Data for processing start
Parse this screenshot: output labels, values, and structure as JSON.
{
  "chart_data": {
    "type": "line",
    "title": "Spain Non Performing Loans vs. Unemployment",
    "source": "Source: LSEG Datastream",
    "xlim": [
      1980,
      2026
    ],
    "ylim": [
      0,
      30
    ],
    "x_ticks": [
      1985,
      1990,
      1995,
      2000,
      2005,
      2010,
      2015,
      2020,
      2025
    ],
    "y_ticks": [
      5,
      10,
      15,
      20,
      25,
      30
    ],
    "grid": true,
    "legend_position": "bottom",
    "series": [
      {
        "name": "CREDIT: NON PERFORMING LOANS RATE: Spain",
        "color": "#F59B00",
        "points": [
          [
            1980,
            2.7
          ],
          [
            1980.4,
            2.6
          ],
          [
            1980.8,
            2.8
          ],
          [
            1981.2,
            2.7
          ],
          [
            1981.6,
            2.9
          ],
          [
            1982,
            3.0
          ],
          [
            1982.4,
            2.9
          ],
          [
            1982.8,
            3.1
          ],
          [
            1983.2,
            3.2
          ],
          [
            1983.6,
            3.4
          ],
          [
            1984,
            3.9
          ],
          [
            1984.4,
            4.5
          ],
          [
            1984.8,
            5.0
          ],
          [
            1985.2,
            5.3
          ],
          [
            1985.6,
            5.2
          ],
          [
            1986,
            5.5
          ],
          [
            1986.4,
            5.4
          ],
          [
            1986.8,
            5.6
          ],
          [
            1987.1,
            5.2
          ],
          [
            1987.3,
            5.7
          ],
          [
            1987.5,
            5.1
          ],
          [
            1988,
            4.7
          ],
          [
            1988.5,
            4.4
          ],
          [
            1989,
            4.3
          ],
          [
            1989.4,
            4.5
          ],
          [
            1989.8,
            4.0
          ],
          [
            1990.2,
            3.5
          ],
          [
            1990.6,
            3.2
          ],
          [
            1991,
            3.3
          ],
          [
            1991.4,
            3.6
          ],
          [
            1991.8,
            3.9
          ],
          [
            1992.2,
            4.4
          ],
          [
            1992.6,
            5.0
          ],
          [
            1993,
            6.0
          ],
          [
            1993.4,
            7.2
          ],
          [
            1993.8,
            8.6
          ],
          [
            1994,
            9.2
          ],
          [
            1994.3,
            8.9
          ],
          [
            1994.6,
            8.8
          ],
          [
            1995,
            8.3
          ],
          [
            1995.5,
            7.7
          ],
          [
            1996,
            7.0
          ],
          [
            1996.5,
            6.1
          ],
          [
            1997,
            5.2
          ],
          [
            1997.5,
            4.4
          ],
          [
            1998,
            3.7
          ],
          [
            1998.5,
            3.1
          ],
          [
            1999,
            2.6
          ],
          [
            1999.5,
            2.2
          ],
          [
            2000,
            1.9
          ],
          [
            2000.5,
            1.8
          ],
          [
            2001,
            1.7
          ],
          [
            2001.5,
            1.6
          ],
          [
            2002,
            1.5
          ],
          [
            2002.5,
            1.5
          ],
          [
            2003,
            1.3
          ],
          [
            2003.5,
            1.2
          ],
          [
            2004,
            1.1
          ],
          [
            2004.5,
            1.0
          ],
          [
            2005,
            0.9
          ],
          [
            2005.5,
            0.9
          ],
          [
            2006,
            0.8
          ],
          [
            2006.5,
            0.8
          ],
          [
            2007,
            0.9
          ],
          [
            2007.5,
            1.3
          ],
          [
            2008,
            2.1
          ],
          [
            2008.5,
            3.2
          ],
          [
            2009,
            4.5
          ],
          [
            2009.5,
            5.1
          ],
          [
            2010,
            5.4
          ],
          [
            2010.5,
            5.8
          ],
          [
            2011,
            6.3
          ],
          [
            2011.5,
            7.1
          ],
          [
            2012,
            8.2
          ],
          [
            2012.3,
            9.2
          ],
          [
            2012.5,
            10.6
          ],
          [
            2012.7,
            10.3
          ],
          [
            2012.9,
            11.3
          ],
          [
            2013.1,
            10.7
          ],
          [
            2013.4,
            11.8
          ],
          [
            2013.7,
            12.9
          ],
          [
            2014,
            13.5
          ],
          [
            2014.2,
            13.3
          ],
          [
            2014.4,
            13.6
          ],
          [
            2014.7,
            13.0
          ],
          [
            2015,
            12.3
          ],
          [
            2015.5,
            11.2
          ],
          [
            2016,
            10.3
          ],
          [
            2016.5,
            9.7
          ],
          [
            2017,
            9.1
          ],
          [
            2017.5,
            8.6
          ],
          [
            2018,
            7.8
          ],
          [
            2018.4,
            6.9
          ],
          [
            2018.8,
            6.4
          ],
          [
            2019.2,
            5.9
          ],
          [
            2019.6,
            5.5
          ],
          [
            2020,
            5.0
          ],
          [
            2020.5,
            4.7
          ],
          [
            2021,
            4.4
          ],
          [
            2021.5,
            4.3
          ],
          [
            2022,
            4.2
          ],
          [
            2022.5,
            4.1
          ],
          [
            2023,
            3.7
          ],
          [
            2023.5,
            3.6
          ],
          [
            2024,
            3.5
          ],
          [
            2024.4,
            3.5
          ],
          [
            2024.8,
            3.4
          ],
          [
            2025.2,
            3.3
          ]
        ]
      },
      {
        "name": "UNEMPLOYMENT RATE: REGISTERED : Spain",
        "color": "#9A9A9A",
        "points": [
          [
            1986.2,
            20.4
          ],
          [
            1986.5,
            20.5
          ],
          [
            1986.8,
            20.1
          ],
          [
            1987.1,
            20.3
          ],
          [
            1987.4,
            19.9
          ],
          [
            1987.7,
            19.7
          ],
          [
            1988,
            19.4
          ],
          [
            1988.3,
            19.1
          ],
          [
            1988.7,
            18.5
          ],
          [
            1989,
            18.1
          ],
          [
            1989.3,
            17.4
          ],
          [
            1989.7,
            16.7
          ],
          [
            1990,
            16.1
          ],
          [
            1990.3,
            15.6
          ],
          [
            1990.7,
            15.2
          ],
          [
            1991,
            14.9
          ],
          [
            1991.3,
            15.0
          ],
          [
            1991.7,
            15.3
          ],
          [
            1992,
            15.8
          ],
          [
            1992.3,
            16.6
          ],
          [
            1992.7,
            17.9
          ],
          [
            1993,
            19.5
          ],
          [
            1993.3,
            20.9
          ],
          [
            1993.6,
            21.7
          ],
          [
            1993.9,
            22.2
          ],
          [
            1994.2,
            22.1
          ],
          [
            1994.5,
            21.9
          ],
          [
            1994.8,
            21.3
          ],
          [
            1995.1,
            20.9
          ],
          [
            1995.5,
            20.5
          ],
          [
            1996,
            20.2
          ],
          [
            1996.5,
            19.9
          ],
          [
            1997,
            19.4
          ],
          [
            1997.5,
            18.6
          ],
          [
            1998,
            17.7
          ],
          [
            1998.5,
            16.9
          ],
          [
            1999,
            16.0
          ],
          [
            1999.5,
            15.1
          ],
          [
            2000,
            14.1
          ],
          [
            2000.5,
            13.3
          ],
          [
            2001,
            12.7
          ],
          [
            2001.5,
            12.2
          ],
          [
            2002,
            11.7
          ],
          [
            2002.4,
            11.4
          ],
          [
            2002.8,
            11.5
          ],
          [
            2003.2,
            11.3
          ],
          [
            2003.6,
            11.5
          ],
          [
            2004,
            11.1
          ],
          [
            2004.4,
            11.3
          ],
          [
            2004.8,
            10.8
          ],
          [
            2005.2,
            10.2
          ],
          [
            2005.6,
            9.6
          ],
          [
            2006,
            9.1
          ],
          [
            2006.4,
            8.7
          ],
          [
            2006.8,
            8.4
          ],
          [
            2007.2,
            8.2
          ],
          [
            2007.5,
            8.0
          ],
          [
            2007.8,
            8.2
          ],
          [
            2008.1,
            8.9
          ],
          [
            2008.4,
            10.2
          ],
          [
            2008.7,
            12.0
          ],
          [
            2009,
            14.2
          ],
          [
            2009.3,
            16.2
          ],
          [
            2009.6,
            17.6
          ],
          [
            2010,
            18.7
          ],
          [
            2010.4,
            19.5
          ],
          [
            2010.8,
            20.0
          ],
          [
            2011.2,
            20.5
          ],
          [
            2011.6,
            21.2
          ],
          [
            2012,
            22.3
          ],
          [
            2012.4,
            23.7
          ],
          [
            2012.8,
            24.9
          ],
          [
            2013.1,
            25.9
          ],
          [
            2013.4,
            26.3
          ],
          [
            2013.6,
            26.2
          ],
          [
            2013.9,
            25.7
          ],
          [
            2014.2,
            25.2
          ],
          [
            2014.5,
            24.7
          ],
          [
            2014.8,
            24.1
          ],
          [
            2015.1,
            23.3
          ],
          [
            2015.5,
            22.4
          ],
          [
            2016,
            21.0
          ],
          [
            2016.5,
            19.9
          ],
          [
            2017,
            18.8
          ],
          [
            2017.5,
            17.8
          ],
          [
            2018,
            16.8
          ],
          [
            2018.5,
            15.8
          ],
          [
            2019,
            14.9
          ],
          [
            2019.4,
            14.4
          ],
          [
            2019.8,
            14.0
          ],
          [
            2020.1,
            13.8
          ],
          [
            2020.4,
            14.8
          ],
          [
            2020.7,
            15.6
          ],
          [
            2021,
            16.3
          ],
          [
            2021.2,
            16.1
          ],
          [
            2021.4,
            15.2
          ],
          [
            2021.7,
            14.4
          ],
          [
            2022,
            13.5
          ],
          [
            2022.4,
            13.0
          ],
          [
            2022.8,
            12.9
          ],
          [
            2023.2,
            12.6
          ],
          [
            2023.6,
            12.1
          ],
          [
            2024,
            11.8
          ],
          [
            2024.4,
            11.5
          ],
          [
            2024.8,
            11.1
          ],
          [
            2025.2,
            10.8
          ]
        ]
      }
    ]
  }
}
Data for processing end
Direction:
Locate the string "name" in the listing above and copy every line where it occurs.

Written answer:
        "name": "CREDIT: NON PERFORMING LOANS RATE: Spain",
        "name": "UNEMPLOYMENT RATE: REGISTERED : Spain",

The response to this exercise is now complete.